What needs to be done: Only the lines from the line holding "Transcribe this image's" to the last line should be output, each exactly as given.

Material to process:
+++

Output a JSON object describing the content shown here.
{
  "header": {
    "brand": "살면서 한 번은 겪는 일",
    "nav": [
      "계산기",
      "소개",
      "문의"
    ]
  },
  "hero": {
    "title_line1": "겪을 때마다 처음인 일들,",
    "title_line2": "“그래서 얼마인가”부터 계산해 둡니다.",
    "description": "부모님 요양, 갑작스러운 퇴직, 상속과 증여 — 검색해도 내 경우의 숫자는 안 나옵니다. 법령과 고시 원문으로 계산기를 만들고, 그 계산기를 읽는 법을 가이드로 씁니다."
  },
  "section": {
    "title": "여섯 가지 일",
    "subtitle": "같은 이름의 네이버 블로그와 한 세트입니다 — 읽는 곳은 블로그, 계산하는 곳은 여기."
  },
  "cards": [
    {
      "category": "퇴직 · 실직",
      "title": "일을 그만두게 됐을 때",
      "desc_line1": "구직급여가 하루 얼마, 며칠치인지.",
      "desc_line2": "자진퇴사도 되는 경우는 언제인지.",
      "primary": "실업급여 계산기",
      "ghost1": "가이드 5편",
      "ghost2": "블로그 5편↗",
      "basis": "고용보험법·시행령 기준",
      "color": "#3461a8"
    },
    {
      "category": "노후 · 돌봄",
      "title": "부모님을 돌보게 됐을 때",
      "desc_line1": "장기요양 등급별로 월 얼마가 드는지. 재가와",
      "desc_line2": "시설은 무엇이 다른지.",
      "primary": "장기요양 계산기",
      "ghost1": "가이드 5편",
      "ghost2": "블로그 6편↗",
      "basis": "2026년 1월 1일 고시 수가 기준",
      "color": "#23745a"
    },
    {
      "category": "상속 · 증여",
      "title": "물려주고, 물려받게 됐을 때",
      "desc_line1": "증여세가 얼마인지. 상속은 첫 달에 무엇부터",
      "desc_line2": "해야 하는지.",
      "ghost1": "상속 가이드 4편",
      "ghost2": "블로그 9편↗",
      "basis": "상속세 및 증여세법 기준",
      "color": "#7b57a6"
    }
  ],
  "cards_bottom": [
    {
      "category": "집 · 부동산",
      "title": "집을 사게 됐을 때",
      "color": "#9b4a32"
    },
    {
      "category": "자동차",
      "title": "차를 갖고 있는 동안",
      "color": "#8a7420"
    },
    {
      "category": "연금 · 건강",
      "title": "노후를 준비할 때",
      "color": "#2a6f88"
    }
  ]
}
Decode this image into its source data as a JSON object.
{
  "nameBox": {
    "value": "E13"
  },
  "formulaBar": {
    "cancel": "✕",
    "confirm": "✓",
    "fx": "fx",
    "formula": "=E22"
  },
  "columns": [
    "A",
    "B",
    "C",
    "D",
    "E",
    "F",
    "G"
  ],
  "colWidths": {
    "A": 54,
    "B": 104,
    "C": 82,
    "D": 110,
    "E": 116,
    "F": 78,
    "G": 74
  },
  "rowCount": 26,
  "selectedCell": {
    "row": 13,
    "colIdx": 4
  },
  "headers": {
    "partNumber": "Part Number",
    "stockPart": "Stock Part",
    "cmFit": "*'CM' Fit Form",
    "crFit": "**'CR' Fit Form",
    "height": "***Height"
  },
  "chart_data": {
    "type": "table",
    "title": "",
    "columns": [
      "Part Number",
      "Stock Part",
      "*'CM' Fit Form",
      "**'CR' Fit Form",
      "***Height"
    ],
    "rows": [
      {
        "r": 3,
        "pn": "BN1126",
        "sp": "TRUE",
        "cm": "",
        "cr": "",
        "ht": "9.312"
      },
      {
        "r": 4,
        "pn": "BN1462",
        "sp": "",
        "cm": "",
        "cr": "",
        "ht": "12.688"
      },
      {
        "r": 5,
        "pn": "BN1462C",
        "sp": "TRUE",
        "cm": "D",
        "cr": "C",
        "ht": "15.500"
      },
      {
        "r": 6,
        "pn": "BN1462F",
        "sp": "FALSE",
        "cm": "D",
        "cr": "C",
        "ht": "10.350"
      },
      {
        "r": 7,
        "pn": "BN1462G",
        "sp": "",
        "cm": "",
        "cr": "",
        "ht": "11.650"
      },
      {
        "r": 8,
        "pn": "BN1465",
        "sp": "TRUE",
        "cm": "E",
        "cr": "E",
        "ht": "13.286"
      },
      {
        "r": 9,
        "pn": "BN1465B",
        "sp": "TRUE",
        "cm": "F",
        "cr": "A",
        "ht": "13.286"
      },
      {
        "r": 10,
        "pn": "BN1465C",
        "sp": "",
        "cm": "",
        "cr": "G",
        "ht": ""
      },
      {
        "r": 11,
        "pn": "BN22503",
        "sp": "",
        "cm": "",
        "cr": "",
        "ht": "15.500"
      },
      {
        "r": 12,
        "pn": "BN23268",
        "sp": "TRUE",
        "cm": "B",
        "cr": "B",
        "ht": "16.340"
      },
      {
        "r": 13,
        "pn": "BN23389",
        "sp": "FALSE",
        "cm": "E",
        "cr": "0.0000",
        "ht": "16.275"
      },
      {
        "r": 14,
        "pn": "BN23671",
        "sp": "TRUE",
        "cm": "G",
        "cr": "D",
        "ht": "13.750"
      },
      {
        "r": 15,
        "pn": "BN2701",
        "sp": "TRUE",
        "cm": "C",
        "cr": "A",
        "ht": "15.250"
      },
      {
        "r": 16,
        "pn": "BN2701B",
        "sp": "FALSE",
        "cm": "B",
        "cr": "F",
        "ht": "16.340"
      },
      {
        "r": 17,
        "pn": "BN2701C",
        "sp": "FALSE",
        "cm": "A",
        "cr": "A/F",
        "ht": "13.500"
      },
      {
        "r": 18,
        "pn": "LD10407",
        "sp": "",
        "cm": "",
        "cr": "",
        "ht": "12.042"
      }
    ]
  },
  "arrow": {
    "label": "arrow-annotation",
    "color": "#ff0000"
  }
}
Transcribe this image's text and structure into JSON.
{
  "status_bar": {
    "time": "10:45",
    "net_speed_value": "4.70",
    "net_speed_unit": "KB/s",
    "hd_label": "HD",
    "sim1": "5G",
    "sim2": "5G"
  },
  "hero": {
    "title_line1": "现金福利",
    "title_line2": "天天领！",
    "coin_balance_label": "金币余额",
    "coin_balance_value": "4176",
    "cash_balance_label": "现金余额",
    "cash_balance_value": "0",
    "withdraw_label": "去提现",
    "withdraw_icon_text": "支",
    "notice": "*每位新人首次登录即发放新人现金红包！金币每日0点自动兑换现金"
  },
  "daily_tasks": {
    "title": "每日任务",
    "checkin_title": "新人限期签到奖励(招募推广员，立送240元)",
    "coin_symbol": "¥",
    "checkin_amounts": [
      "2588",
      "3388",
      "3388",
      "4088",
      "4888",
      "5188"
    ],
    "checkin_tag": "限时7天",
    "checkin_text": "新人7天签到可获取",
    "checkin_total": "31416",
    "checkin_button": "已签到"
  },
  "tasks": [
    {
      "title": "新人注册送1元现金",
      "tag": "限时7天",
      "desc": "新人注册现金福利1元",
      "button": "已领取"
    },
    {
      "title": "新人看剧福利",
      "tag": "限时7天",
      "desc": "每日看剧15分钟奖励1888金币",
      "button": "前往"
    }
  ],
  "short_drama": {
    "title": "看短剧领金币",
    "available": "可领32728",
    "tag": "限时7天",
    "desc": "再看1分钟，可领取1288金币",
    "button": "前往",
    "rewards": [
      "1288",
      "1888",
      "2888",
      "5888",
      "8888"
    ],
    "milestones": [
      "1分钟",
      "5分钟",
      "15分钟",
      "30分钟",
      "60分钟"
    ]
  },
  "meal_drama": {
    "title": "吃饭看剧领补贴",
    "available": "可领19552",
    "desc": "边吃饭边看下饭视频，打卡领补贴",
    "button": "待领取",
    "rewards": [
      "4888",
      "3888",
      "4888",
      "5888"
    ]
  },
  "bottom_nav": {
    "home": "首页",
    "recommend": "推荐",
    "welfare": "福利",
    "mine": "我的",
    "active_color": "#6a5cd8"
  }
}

+++

Task result:
Transcribe this image's text and structure into JSON.
{
  "status_bar": {
    "time": "10:45",
    "net_speed_value": "4.70",
    "net_speed_unit": "KB/s",
    "hd_label": "HD",
    "sim1": "5G",
    "sim2": "5G"
  },
  "hero": {
    "title_line1": "现金福利",
    "title_line2": "天天领！",
    "coin_balance_label": "金币余额",
    "coin_balance_value": "4176",
    "cash_balance_label": "现金余额",
    "cash_balance_value": "0",
    "withdraw_label": "去提现",
    "withdraw_icon_text": "支",
    "notice": "*每位新人首次登录即发放新人现金红包！金币每日0点自动兑换现金"
  },
  "daily_tasks": {
    "title": "每日任务",
    "checkin_title": "新人限期签到奖励(招募推广员，立送240元)",
    "coin_symbol": "¥",
    "checkin_amounts": [
      "2588",
      "3388",
      "3388",
      "4088",
      "4888",
      "5188"
    ],
    "checkin_tag": "限时7天",
    "checkin_text": "新人7天签到可获取",
    "checkin_total": "31416",
    "checkin_button": "已签到"
  },
  "tasks": [
    {
      "title": "新人注册送1元现金",
      "tag": "限时7天",
      "desc": "新人注册现金福利1元",
      "button": "已领取"
    },
    {
      "title": "新人看剧福利",
      "tag": "限时7天",
      "desc": "每日看剧15分钟奖励1888金币",
      "button": "前往"
    }
  ],
  "short_drama": {
    "title": "看短剧领金币",
    "available": "可领32728",
    "tag": "限时7天",
    "desc": "再看1分钟，可领取1288金币",
    "button": "前往",
    "rewards": [
      "1288",
      "1888",
      "2888",
      "5888",
      "8888"
    ],
    "milestones": [
      "1分钟",
      "5分钟",
      "15分钟",
      "30分钟",
      "60分钟"
    ]
  },
  "meal_drama": {
    "title": "吃饭看剧领补贴",
    "available": "可领19552",
    "desc": "边吃饭边看下饭视频，打卡领补贴",
    "button": "待领取",
    "rewards": [
      "4888",
      "3888",
      "4888",
      "5888"
    ]
  },
  "bottom_nav": {
    "home": "首页",
    "recommend": "推荐",
    "welfare": "福利",
    "mine": "我的",
    "active_color": "#6a5cd8"
  }
}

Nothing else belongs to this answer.